What follows is a listing to be transcribed exactly.

### DATA TO USE

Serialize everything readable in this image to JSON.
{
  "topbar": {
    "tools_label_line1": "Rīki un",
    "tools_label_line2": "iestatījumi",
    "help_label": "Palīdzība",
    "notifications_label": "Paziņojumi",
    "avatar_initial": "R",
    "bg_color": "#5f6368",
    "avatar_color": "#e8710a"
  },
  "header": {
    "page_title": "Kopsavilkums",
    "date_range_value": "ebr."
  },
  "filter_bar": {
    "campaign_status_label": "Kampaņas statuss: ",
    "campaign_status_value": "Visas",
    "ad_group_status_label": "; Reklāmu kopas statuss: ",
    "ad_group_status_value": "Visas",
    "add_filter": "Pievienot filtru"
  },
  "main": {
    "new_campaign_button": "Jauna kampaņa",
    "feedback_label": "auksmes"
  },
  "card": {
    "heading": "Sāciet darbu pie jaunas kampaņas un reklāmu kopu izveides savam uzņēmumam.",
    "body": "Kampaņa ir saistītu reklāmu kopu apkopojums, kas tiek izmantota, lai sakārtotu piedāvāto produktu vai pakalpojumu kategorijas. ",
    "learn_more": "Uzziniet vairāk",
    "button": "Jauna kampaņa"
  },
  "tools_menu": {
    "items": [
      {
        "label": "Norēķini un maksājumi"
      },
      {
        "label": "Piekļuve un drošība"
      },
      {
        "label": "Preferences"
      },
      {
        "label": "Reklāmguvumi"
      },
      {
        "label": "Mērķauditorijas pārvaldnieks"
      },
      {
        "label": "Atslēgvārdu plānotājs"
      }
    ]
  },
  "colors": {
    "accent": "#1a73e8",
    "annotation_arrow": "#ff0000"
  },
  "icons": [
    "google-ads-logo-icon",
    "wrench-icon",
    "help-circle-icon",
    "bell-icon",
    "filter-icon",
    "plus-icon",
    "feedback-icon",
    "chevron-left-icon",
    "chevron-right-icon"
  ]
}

######

**COMPLETED TASK**
Serialize everything readable in this image to JSON.
{
  "topbar": {
    "tools_label_line1": "Rīki un",
    "tools_label_line2": "iestatījumi",
    "help_label": "Palīdzība",
    "notifications_label": "Paziņojumi",
    "avatar_initial": "R",
    "bg_color": "#5f6368",
    "avatar_color": "#e8710a"
  },
  "header": {
    "page_title": "Kopsavilkums",
    "date_range_value": "ebr."
  },
  "filter_bar": {
    "campaign_status_label": "Kampaņas statuss: ",
    "campaign_status_value": "Visas",
    "ad_group_status_label": "; Reklāmu kopas statuss: ",
    "ad_group_status_value": "Visas",
    "add_filter": "Pievienot filtru"
  },
  "main": {
    "new_campaign_button": "Jauna kampaņa",
    "feedback_label": "auksmes"
  },
  "card": {
    "heading": "Sāciet darbu pie jaunas kampaņas un reklāmu kopu izveides savam uzņēmumam.",
    "body": "Kampaņa ir saistītu reklāmu kopu apkopojums, kas tiek izmantota, lai sakārtotu piedāvāto produktu vai pakalpojumu kategorijas. ",
    "learn_more": "Uzziniet vairāk",
    "button": "Jauna kampaņa"
  },
  "tools_menu": {
    "items": [
      {
        "label": "Norēķini un maksājumi"
      },
      {
        "label": "Piekļuve un drošība"
      },
      {
        "label": "Preferences"
      },
      {
        "label": "Reklāmguvumi"
      },
      {
        "label": "Mērķauditorijas pārvaldnieks"
      },
      {
        "label": "Atslēgvārdu plānotājs"
      }
    ]
  },
  "colors": {
    "accent": "#1a73e8",
    "annotation_arrow": "#ff0000"
  },
  "icons": [
    "google-ads-logo-icon",
    "wrench-icon",
    "help-circle-icon",
    "bell-icon",
    "filter-icon",
    "plus-icon",
    "feedback-icon",
    "chevron-left-icon",
    "chevron-right-icon"
  ]
}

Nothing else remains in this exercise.